- _Given exercise_: Restate the complete material exactly.

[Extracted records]
::::::::::

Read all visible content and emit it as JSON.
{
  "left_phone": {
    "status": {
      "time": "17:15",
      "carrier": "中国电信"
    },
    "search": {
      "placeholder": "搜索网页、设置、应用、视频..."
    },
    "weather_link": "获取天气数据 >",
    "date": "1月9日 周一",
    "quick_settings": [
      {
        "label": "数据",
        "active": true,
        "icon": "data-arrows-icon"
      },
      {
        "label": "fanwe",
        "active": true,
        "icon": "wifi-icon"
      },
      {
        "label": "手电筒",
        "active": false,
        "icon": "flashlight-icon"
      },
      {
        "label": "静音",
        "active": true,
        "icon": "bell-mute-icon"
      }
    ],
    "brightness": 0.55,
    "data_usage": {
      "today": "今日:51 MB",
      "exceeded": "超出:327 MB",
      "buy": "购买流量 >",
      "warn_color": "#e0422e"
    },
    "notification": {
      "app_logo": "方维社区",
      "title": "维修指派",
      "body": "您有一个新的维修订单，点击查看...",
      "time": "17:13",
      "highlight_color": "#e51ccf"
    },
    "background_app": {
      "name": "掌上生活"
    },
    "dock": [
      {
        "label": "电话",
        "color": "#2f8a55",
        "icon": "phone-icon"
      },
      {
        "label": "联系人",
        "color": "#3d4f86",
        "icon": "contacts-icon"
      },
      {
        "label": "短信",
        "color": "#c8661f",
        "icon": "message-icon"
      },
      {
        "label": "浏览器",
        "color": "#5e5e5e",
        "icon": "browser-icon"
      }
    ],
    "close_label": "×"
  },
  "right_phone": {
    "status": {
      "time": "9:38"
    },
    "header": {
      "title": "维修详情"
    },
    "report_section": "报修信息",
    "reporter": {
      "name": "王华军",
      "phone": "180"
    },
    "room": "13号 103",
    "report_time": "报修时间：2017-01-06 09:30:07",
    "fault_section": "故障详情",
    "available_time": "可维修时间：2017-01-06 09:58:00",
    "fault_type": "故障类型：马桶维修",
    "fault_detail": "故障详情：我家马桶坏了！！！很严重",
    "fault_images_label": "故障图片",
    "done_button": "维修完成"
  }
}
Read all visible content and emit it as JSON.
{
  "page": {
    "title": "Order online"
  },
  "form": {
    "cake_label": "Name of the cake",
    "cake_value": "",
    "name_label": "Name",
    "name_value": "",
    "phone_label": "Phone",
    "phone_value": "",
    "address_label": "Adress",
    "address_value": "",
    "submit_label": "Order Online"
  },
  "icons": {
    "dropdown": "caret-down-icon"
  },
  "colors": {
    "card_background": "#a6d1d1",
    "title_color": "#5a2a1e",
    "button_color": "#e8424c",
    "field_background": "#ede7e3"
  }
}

::::::::::

- _Response to this task_:
Read all visible content and emit it as JSON.
{
  "left_phone": {
    "status": {
      "time": "17:15",
      "carrier": "中国电信"
    },
    "search": {
      "placeholder": "搜索网页、设置、应用、视频..."
    },
    "weather_link": "获取天气数据 >",
    "date": "1月9日 周一",
    "quick_settings": [
      {
        "label": "数据",
        "active": true,
        "icon": "data-arrows-icon"
      },
      {
        "label": "fanwe",
        "active": true,
        "icon": "wifi-icon"
      },
      {
        "label": "手电筒",
        "active": false,
        "icon": "flashlight-icon"
      },
      {
        "label": "静音",
        "active": true,
        "icon": "bell-mute-icon"
      }
    ],
    "brightness": 0.55,
    "data_usage": {
      "today": "今日:51 MB",
      "exceeded": "超出:327 MB",
      "buy": "购买流量 >",
      "warn_color": "#e0422e"
    },
    "notification": {
      "app_logo": "方维社区",
      "title": "维修指派",
      "body": "您有一个新的维修订单，点击查看...",
      "time": "17:13",
      "highlight_color": "#e51ccf"
    },
    "background_app": {
      "name": "掌上生活"
    },
    "dock": [
      {
        "label": "电话",
        "color": "#2f8a55",
        "icon": "phone-icon"
      },
      {
        "label": "联系人",
        "color": "#3d4f86",
        "icon": "contacts-icon"
      },
      {
        "label": "短信",
        "color": "#c8661f",
        "icon": "message-icon"
      },
      {
        "label": "浏览器",
        "color": "#5e5e5e",
        "icon": "browser-icon"
      }
    ],
    "close_label": "×"
  },
  "right_phone": {
    "status": {
      "time": "9:38"
    },
    "header": {
      "title": "维修详情"
    },
    "report_section": "报修信息",
    "reporter": {
      "name": "王华军",
      "phone": "180"
    },
    "room": "13号 103",
    "report_time": "报修时间：2017-01-06 09:30:07",
    "fault_section": "故障详情",
    "available_time": "可维修时间：2017-01-06 09:58:00",
    "fault_type": "故障类型：马桶维修",
    "fault_detail": "故障详情：我家马桶坏了！！！很严重",
    "fault_images_label": "故障图片",
    "done_button": "维修完成"
  }
}
Read all visible content and emit it as JSON.
{
  "page": {
    "title": "Order online"
  },
  "form": {
    "cake_label": "Name of the cake",
    "cake_value": "",
    "name_label": "Name",
    "name_value": "",
    "phone_label": "Phone",
    "phone_value": "",
    "address_label": "Adress",
    "address_value": "",
    "submit_label": "Order Online"
  },
  "icons": {
    "dropdown": "caret-down-icon"
  },
  "colors": {
    "card_background": "#a6d1d1",
    "title_color": "#5a2a1e",
    "button_color": "#e8424c",
    "field_background": "#ede7e3"
  }
}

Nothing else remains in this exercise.